-- START OF Supplied information --

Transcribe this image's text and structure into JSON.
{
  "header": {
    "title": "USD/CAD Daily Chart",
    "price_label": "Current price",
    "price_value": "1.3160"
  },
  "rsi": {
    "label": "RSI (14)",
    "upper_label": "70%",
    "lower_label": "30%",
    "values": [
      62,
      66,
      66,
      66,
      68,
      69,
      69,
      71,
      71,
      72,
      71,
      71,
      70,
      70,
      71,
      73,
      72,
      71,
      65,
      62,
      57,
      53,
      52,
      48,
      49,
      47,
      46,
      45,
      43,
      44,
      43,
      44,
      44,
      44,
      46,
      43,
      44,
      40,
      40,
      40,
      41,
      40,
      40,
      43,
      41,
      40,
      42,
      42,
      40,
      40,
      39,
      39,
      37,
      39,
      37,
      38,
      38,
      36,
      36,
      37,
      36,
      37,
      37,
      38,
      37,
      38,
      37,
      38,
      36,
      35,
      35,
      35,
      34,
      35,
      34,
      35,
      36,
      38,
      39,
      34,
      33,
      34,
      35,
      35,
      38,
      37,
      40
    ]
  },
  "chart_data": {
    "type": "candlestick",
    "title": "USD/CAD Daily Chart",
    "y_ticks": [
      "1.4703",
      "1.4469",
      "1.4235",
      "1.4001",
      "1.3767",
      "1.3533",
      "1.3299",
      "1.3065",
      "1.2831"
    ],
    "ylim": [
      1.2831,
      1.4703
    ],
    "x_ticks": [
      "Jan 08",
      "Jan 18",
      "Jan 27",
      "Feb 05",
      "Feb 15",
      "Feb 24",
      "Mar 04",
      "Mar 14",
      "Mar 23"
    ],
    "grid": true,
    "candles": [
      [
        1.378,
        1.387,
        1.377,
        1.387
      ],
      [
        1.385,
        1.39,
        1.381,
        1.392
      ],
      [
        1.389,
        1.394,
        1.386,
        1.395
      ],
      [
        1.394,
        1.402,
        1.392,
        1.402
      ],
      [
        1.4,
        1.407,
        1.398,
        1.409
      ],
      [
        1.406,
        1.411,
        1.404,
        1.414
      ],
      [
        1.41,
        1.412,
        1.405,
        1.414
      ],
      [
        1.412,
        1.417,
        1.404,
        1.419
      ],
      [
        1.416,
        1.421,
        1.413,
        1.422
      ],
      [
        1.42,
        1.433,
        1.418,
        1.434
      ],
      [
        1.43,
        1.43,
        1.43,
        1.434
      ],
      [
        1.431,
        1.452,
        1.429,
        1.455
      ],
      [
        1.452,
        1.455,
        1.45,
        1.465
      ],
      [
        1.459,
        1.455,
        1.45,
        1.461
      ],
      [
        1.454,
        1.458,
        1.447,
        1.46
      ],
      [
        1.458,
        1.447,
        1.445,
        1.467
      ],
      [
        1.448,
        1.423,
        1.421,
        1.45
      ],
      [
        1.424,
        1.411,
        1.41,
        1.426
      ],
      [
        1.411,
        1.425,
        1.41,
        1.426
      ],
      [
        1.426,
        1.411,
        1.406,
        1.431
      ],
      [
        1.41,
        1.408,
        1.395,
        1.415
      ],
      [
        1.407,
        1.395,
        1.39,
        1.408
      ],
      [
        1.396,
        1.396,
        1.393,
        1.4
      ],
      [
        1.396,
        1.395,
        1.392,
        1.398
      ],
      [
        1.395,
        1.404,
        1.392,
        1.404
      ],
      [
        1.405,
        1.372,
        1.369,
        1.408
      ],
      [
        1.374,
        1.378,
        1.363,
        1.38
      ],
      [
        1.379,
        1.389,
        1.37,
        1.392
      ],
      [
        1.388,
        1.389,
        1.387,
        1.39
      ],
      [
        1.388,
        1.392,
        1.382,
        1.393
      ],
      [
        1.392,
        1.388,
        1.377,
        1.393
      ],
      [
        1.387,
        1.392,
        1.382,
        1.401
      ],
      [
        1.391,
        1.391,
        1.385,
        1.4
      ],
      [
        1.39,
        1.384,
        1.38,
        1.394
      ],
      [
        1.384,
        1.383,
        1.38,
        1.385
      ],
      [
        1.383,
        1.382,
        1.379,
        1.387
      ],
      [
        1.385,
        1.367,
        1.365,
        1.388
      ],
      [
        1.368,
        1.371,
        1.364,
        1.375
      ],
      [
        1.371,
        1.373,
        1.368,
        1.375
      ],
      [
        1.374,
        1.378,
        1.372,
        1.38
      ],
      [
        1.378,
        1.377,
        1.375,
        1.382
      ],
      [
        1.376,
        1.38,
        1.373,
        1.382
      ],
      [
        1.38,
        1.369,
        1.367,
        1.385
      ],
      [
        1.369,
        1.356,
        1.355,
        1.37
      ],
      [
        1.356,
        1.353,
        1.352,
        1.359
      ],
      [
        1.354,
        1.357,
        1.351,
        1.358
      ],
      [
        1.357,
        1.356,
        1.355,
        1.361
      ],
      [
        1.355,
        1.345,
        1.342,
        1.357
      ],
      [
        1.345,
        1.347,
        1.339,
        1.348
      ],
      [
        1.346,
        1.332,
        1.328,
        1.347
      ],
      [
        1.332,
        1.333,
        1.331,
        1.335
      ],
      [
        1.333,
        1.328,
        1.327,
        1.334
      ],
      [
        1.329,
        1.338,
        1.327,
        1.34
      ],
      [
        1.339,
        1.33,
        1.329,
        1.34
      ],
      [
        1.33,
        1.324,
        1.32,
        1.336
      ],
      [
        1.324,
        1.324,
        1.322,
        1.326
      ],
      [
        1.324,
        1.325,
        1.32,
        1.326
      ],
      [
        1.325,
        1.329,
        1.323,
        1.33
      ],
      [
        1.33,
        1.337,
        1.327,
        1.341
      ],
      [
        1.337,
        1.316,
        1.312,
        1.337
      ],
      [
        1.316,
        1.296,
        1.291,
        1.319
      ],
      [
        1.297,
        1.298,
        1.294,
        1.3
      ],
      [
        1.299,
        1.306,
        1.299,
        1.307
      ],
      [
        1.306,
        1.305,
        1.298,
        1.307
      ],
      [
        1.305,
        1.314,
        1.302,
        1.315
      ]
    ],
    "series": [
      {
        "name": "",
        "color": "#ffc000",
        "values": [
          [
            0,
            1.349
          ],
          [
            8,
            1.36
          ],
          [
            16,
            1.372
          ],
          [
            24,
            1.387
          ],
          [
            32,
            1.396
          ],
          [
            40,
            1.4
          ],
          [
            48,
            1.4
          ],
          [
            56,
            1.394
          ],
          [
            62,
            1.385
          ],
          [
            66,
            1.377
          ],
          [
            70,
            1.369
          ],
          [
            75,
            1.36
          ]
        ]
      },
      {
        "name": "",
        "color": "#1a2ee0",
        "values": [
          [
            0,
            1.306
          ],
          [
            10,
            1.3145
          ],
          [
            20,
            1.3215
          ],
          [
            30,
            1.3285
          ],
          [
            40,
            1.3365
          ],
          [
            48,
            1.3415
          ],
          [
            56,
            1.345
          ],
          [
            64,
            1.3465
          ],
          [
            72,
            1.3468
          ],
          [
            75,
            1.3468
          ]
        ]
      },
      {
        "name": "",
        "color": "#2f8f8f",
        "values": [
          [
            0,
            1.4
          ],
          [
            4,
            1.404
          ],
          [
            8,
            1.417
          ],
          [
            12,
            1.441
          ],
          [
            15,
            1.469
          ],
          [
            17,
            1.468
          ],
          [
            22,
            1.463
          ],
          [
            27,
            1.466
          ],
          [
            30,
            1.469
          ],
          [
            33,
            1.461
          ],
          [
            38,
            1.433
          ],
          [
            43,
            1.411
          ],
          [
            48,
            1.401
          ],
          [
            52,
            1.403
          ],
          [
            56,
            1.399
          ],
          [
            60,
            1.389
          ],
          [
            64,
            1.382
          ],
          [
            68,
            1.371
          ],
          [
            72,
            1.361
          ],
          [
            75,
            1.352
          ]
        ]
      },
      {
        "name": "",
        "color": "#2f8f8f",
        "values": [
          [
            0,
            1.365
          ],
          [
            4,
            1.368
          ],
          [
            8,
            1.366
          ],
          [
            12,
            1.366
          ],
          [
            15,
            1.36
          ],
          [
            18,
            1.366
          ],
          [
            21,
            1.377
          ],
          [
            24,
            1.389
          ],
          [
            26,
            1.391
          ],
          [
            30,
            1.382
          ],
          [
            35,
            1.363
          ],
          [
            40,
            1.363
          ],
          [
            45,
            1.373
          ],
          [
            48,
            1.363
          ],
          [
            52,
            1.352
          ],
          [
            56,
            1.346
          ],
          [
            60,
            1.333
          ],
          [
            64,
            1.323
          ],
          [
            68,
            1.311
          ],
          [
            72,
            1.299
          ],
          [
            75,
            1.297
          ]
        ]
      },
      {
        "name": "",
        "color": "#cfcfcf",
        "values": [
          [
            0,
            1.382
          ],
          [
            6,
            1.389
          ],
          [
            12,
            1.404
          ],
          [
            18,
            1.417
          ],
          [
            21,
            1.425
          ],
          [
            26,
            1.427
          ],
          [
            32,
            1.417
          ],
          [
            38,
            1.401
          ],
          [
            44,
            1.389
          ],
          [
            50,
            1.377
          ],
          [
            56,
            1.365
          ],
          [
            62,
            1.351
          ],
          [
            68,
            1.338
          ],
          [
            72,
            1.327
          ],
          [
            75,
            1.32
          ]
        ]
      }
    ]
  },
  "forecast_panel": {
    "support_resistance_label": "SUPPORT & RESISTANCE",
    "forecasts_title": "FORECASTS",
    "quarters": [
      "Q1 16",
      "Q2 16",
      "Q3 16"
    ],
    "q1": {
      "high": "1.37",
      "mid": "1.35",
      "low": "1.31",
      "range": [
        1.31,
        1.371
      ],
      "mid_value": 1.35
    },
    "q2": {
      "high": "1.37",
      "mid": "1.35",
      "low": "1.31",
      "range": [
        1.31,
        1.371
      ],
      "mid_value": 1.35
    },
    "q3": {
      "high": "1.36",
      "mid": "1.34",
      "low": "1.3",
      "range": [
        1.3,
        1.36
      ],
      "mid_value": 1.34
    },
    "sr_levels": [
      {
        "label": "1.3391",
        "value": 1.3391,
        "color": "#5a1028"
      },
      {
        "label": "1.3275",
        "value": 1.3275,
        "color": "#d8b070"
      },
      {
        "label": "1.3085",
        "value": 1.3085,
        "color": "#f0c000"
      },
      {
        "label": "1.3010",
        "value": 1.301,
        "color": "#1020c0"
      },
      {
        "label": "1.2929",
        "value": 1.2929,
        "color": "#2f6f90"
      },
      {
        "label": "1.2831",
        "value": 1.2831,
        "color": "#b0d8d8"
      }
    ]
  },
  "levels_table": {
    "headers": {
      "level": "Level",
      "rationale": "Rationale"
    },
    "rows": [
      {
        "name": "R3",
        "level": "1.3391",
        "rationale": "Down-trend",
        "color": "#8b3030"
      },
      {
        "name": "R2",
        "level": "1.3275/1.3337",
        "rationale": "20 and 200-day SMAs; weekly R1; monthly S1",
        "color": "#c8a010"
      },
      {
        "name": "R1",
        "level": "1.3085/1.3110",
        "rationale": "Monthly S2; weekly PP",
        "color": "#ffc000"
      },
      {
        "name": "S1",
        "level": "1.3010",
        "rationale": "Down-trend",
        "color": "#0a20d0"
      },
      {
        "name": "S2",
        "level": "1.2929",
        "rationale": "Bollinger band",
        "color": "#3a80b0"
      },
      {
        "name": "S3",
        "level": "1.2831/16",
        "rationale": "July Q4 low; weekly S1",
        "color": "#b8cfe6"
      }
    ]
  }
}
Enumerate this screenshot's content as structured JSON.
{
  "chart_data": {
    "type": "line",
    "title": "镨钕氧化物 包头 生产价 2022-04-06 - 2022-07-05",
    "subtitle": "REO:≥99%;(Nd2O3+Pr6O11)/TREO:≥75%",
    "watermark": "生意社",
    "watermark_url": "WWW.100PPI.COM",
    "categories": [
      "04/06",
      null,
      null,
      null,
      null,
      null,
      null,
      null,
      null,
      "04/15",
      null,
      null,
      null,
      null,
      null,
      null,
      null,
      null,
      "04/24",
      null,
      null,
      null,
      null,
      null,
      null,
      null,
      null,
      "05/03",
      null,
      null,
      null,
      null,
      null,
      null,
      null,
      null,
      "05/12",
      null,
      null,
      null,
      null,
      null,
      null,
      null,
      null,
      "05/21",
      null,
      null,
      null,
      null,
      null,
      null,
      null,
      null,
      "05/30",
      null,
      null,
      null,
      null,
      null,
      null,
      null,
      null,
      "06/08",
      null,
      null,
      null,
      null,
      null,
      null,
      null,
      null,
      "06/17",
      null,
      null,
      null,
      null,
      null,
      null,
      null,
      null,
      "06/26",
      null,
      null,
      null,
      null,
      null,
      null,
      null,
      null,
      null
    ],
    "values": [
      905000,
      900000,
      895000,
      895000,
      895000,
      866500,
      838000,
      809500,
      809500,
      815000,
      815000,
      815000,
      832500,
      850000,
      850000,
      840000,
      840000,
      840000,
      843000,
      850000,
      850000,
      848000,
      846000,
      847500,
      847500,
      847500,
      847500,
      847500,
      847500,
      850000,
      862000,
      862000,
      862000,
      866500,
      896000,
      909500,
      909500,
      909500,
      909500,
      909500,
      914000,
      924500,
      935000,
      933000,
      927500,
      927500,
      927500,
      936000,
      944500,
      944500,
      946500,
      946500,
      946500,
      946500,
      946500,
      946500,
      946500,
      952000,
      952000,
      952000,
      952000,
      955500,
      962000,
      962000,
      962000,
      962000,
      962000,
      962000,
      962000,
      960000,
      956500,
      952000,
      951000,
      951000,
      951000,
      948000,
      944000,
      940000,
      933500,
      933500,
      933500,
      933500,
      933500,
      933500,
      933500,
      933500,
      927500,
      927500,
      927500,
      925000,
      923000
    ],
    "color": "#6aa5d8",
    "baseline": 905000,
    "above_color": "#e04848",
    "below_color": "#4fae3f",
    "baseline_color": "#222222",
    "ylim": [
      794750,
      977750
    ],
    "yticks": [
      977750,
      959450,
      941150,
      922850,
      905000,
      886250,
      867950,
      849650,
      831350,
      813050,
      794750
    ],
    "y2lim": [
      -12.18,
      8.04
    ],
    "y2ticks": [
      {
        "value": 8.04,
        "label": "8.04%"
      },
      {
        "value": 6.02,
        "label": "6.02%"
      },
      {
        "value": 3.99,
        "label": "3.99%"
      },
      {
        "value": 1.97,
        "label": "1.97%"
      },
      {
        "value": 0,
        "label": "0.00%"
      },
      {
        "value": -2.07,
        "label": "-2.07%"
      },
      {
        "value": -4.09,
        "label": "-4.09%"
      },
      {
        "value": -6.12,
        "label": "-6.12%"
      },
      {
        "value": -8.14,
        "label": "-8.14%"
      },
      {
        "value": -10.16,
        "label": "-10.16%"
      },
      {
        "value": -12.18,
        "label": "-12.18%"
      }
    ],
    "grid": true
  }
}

-- END OF Supplied information --

From the material above, count the lines that include "this" and give only the total.

> **The answer**: 2